Goal
Go through the listing beneath this task and return every line that carries the string "西明石セントラル".

Extracted entries
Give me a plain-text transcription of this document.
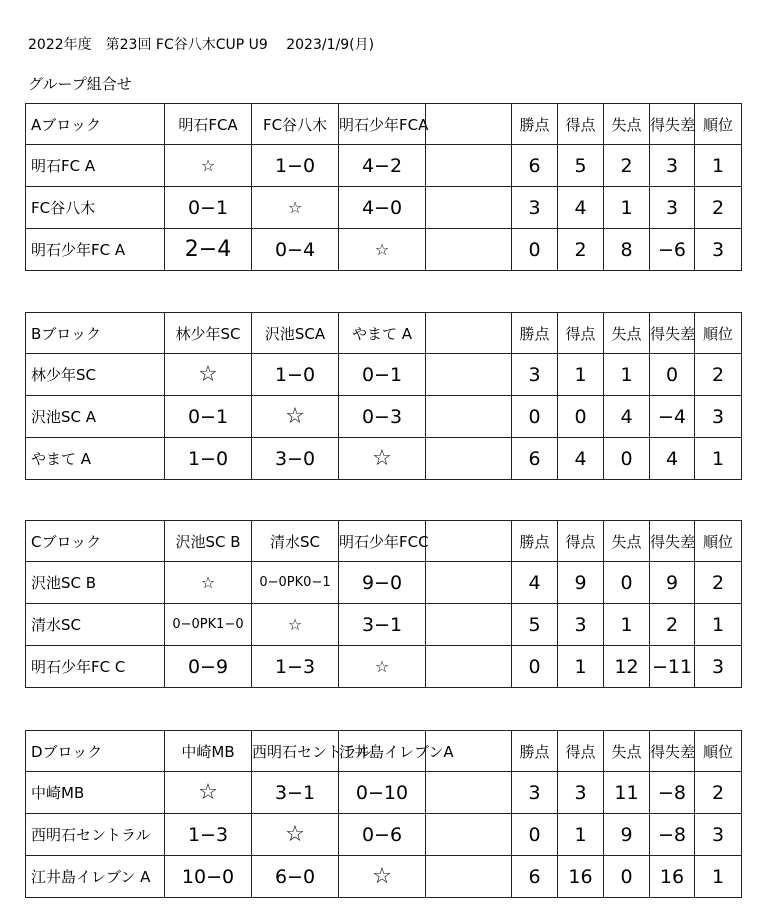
2022年度　第23回 FC谷八木CUP U9　 2023/1/9(月)
グループ組合せ
Aブロック	明石FCA	FC谷八木	明石少年FCA		勝点	得点	失点	得失差	順位
明石FC A	☆	1−0	4−2		6	5	2	3	1
FC谷八木	0−1	☆	4−0		3	4	1	3	2
明石少年FC A	2−4	0−4	☆		0	2	8	−6	3
Bブロック	林少年SC	沢池SCA	やまて A		勝点	得点	失点	得失差	順位
林少年SC	☆	1−0	0−1		3	1	1	0	2
沢池SC A	0−1	☆	0−3		0	0	4	−4	3
やまて A	1−0	3−0	☆		6	4	0	4	1
Cブロック	沢池SC B	清水SC	明石少年FCC		勝点	得点	失点	得失差	順位
沢池SC B	☆	0−0PK0−1	9−0		4	9	0	9	2
清水SC	0−0PK1−0	☆	3−1		5	3	1	2	1
明石少年FC C	0−9	1−3	☆		0	1	12	−11	3
Dブロック	中崎MB	西明石セントラル	江井島イレブンA		勝点	得点	失点	得失差	順位
中崎MB	☆	3−1	0−10		3	3	11	−8	2
西明石セントラル	1−3	☆	0−6		0	1	9	−8	3
江井島イレブン A	10−0	6−0	☆		6	16	0	16	1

Correct response
Dブロック	中崎MB	西明石セントラル	江井島イレブンA		勝点	得点	失点	得失差	順位
西明石セントラル	1−3	☆	0−6		0	1	9	−8	3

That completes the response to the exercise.